## AIM OF THE TASK
Extract all lines from the data beneath that include the word "②轻视阶段".

## SOURCE DATA

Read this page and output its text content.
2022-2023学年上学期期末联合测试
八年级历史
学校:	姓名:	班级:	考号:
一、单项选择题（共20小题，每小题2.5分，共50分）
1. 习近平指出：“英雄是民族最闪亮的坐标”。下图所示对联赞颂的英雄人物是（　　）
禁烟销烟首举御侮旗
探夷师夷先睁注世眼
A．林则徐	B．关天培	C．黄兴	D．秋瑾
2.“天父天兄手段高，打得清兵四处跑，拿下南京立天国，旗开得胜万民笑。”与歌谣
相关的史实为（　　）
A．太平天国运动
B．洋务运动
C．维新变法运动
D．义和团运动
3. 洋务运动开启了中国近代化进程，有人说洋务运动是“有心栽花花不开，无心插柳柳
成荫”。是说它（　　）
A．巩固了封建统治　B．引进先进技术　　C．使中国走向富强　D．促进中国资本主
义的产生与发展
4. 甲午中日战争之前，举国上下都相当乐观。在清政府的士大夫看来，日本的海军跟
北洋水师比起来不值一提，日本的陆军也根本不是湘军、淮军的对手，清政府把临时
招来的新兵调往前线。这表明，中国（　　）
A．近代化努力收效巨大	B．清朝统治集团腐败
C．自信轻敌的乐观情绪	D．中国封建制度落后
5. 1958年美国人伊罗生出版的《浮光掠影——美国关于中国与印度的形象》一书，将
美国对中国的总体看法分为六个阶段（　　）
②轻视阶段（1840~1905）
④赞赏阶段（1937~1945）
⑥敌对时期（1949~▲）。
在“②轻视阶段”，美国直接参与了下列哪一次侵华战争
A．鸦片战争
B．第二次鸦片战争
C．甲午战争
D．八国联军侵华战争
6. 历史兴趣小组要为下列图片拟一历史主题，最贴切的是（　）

==

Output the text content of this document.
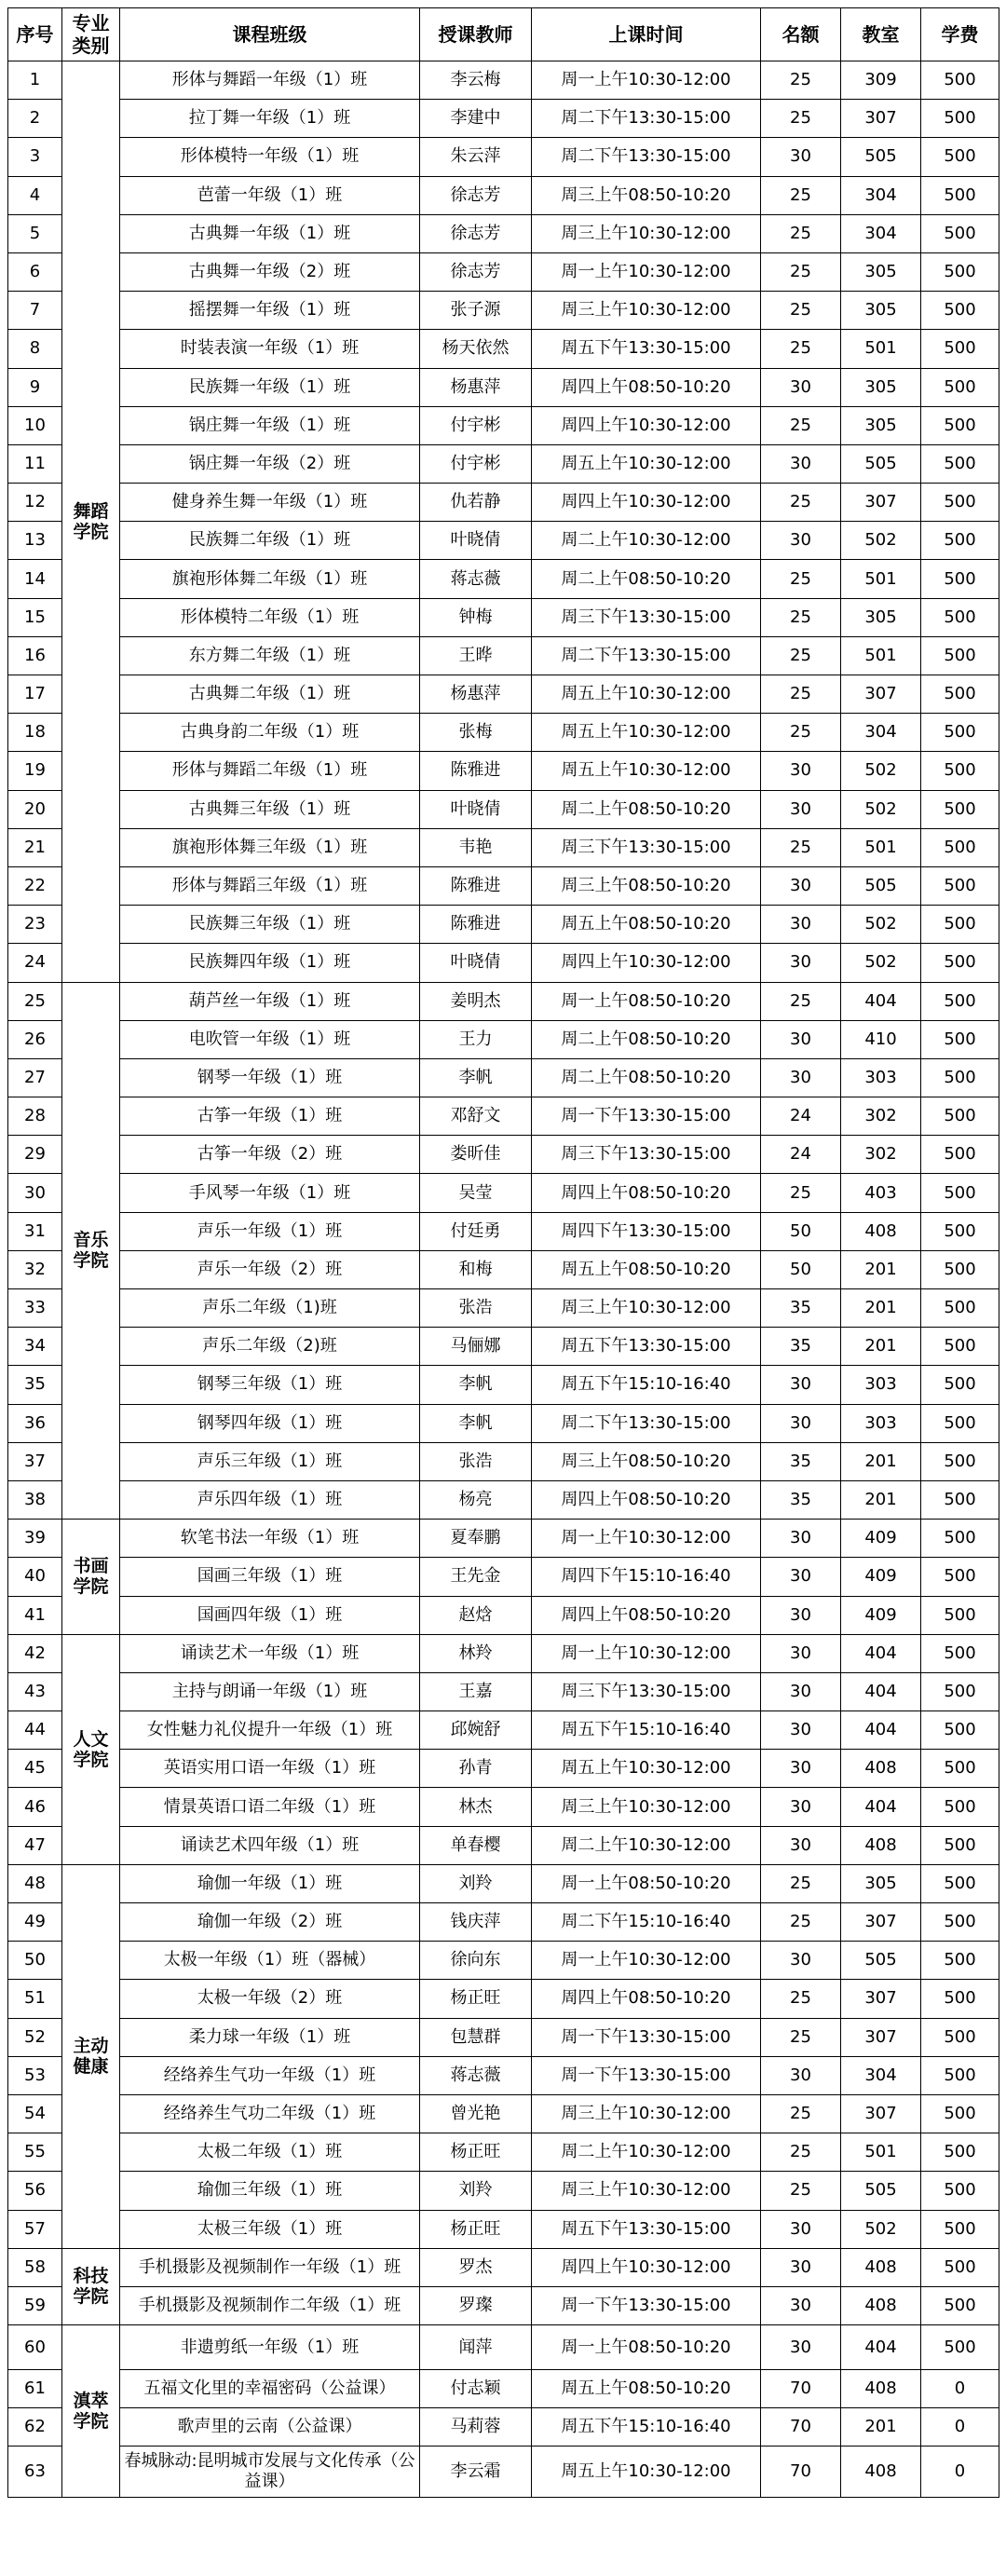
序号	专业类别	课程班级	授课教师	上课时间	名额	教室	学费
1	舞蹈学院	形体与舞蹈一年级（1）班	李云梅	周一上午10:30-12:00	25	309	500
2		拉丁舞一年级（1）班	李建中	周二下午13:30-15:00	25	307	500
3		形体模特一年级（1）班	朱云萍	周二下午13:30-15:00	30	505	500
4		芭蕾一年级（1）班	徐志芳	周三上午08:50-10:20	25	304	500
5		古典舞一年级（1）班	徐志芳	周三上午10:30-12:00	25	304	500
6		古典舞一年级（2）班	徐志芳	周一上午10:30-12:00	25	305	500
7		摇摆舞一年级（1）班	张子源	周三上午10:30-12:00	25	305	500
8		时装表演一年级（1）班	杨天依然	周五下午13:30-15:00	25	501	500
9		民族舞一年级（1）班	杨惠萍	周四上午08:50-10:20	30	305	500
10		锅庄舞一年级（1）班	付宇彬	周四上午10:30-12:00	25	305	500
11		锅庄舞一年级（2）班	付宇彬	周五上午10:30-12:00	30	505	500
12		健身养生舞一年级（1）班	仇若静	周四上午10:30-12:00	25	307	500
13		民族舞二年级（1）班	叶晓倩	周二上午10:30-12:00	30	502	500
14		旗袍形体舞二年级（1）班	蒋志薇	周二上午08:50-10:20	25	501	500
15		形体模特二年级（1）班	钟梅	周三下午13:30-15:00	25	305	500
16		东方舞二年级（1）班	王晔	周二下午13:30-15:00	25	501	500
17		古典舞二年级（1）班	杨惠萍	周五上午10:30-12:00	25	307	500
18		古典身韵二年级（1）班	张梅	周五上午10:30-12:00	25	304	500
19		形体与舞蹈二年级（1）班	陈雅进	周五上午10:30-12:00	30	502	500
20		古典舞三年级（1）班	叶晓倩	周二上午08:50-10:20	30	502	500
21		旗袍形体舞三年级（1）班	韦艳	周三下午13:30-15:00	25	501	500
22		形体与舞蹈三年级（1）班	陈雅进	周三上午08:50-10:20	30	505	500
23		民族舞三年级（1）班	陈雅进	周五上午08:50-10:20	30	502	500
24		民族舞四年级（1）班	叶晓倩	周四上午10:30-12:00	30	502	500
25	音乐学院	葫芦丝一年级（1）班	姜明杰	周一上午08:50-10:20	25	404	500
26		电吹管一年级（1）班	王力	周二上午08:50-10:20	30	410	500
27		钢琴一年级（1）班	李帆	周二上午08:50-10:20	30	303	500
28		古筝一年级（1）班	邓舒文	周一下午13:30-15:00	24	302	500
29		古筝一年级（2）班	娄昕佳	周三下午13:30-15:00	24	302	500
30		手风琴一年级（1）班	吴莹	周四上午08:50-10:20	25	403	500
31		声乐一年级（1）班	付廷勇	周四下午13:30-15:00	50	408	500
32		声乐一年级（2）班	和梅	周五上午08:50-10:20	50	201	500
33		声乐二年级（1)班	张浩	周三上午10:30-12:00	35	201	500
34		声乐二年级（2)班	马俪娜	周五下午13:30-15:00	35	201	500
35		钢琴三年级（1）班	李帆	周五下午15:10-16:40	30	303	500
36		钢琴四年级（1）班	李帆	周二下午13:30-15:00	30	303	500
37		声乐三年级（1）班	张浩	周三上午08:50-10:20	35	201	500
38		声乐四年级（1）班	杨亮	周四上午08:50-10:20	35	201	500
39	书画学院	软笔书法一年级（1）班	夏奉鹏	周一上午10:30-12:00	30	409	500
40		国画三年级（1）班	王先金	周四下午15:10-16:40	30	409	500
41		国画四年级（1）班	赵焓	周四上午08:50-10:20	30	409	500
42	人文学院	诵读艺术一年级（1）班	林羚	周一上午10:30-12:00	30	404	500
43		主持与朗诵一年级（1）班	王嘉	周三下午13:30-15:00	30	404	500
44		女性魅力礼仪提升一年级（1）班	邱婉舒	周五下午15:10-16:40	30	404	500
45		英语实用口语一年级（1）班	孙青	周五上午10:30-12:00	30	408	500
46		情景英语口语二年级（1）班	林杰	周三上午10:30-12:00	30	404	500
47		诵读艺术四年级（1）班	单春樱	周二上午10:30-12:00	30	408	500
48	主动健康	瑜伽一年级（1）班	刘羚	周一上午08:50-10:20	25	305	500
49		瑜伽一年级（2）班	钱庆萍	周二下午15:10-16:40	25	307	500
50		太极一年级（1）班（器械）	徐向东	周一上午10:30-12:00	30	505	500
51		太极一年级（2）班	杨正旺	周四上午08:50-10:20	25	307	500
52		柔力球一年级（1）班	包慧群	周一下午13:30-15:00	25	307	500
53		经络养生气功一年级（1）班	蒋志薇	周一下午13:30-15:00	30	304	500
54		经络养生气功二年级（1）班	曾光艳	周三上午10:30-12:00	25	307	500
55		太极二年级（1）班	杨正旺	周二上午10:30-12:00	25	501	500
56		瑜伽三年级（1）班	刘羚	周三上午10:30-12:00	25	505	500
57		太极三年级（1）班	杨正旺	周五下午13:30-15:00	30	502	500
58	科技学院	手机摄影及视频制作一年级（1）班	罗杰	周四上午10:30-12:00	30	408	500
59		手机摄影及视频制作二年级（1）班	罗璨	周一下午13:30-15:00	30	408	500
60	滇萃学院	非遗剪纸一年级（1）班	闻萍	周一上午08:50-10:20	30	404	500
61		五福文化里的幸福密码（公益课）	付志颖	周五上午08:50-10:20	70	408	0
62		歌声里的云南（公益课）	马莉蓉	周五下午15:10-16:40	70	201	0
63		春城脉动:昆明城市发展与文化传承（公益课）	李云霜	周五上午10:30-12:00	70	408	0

## SOLUTION TO THE PROBLEM
②轻视阶段（1840~1905）
在“②轻视阶段”，美国直接参与了下列哪一次侵华战争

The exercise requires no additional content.